Task to carry out = Drop every picture, then transcribe the remaining data exactly.

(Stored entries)
◆ ◆ ◆ ◆ ◆

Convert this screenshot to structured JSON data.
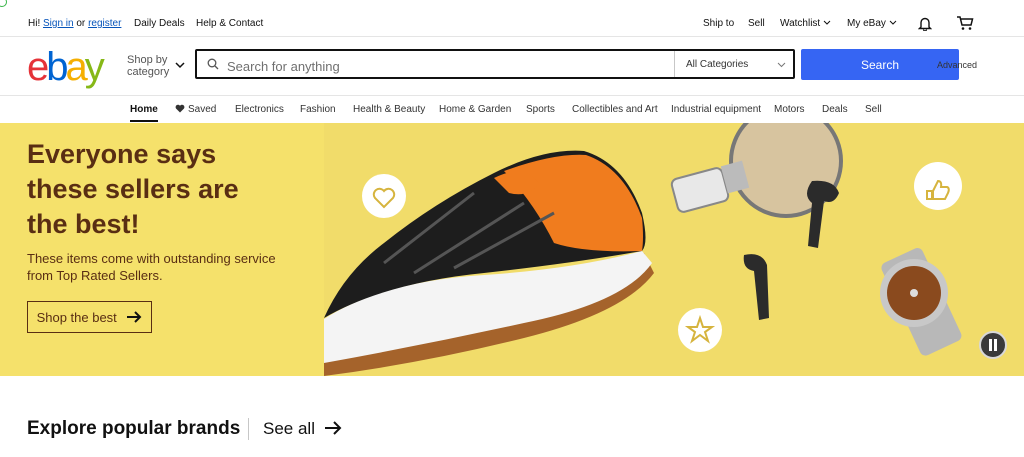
{
  "topbar": {
    "greeting": "Hi!",
    "sign_in": "Sign in",
    "or": "or",
    "register": "register",
    "daily_deals": "Daily Deals",
    "help_contact": "Help & Contact",
    "ship_to": "Ship to",
    "sell": "Sell",
    "watchlist": "Watchlist",
    "my_ebay": "My eBay"
  },
  "header": {
    "logo": [
      "e",
      "b",
      "a",
      "y"
    ],
    "logo_colors": [
      "#e53238",
      "#0064d2",
      "#f5af02",
      "#86b817"
    ],
    "shop_by_line1": "Shop by",
    "shop_by_line2": "category",
    "search_placeholder": "Search for anything",
    "category_selected": "All Categories",
    "search_button": "Search",
    "advanced": "Advanced"
  },
  "nav": {
    "items": [
      "Home",
      "Saved",
      "Electronics",
      "Fashion",
      "Health & Beauty",
      "Home & Garden",
      "Sports",
      "Collectibles and Art",
      "Industrial equipment",
      "Motors",
      "Deals",
      "Sell"
    ],
    "active": "Home"
  },
  "hero": {
    "title": "Everyone says these sellers are the best!",
    "subtitle": "These items come with outstanding service from Top Rated Sellers.",
    "button": "Shop the best",
    "background": "#f5e16b",
    "text_color": "#592e13"
  },
  "explore": {
    "heading": "Explore popular brands",
    "see_all": "See all"
  },
  "colors": {
    "accent": "#3665f3",
    "link": "#0654ba"
  }
}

◆ ◆ ◆ ◆ ◆

Result =
Convert this screenshot to structured JSON data.
{
  "topbar": {
    "greeting": "Hi!",
    "sign_in": "Sign in",
    "or": "or",
    "register": "register",
    "daily_deals": "Daily Deals",
    "help_contact": "Help & Contact",
    "ship_to": "Ship to",
    "sell": "Sell",
    "watchlist": "Watchlist",
    "my_ebay": "My eBay"
  },
  "header": {
    "logo": [
      "e",
      "b",
      "a",
      "y"
    ],
    "logo_colors": [
      "#e53238",
      "#0064d2",
      "#f5af02",
      "#86b817"
    ],
    "shop_by_line1": "Shop by",
    "shop_by_line2": "category",
    "search_placeholder": "Search for anything",
    "category_selected": "All Categories",
    "search_button": "Search",
    "advanced": "Advanced"
  },
  "nav": {
    "items": [
      "Home",
      "Saved",
      "Electronics",
      "Fashion",
      "Health & Beauty",
      "Home & Garden",
      "Sports",
      "Collectibles and Art",
      "Industrial equipment",
      "Motors",
      "Deals",
      "Sell"
    ],
    "active": "Home"
  },
  "hero": {
    "title": "Everyone says these sellers are the best!",
    "subtitle": "These items come with outstanding service from Top Rated Sellers.",
    "button": "Shop the best",
    "background": "#f5e16b",
    "text_color": "#592e13"
  },
  "explore": {
    "heading": "Explore popular brands",
    "see_all": "See all"
  },
  "colors": {
    "accent": "#3665f3",
    "link": "#0654ba"
  }
}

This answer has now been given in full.